--- Start of Supplied data ---

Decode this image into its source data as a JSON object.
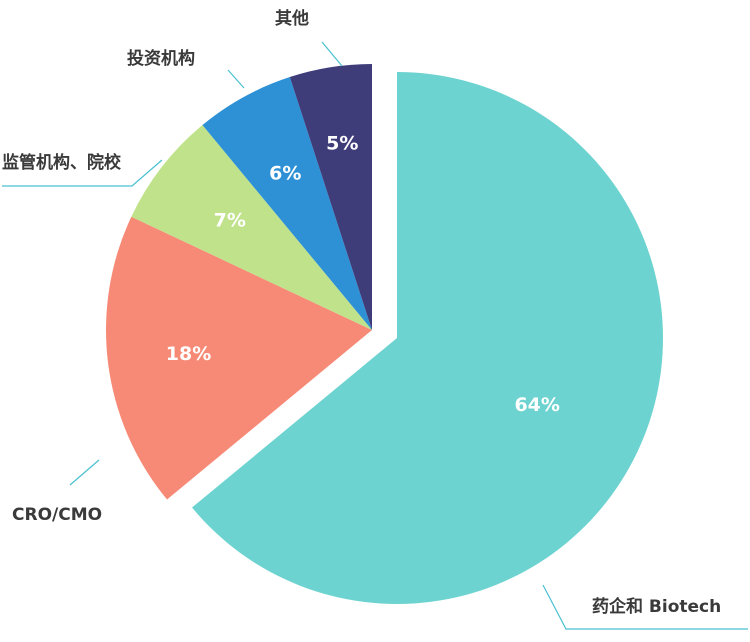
{
  "chart_data": {
    "type": "pie",
    "start_angle_deg": 0,
    "direction": "clockwise",
    "exploded": [
      "药企和 Biotech"
    ],
    "slices": [
      {
        "label": "药企和 Biotech",
        "value": 64,
        "value_label": "64%",
        "color": "#6dd3d0"
      },
      {
        "label": "CRO/CMO",
        "value": 18,
        "value_label": "18%",
        "color": "#f78a76"
      },
      {
        "label": "监管机构、院校",
        "value": 7,
        "value_label": "7%",
        "color": "#bfe28a"
      },
      {
        "label": "投资机构",
        "value": 6,
        "value_label": "6%",
        "color": "#2e91d6"
      },
      {
        "label": "其他",
        "value": 5,
        "value_label": "5%",
        "color": "#3f3c7a"
      }
    ],
    "leader_color": "#49c0d0"
  }
}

--- End of Supplied data ---

# [Your objective]
Transcribe all of the entries word for word, but skip any pictures they contain.

# [Solution to the problem]
Decode this image into its source data as a JSON object.
{
  "chart_data": {
    "type": "pie",
    "start_angle_deg": 0,
    "direction": "clockwise",
    "exploded": [
      "药企和 Biotech"
    ],
    "slices": [
      {
        "label": "药企和 Biotech",
        "value": 64,
        "value_label": "64%",
        "color": "#6dd3d0"
      },
      {
        "label": "CRO/CMO",
        "value": 18,
        "value_label": "18%",
        "color": "#f78a76"
      },
      {
        "label": "监管机构、院校",
        "value": 7,
        "value_label": "7%",
        "color": "#bfe28a"
      },
      {
        "label": "投资机构",
        "value": 6,
        "value_label": "6%",
        "color": "#2e91d6"
      },
      {
        "label": "其他",
        "value": 5,
        "value_label": "5%",
        "color": "#3f3c7a"
      }
    ],
    "leader_color": "#49c0d0"
  }
}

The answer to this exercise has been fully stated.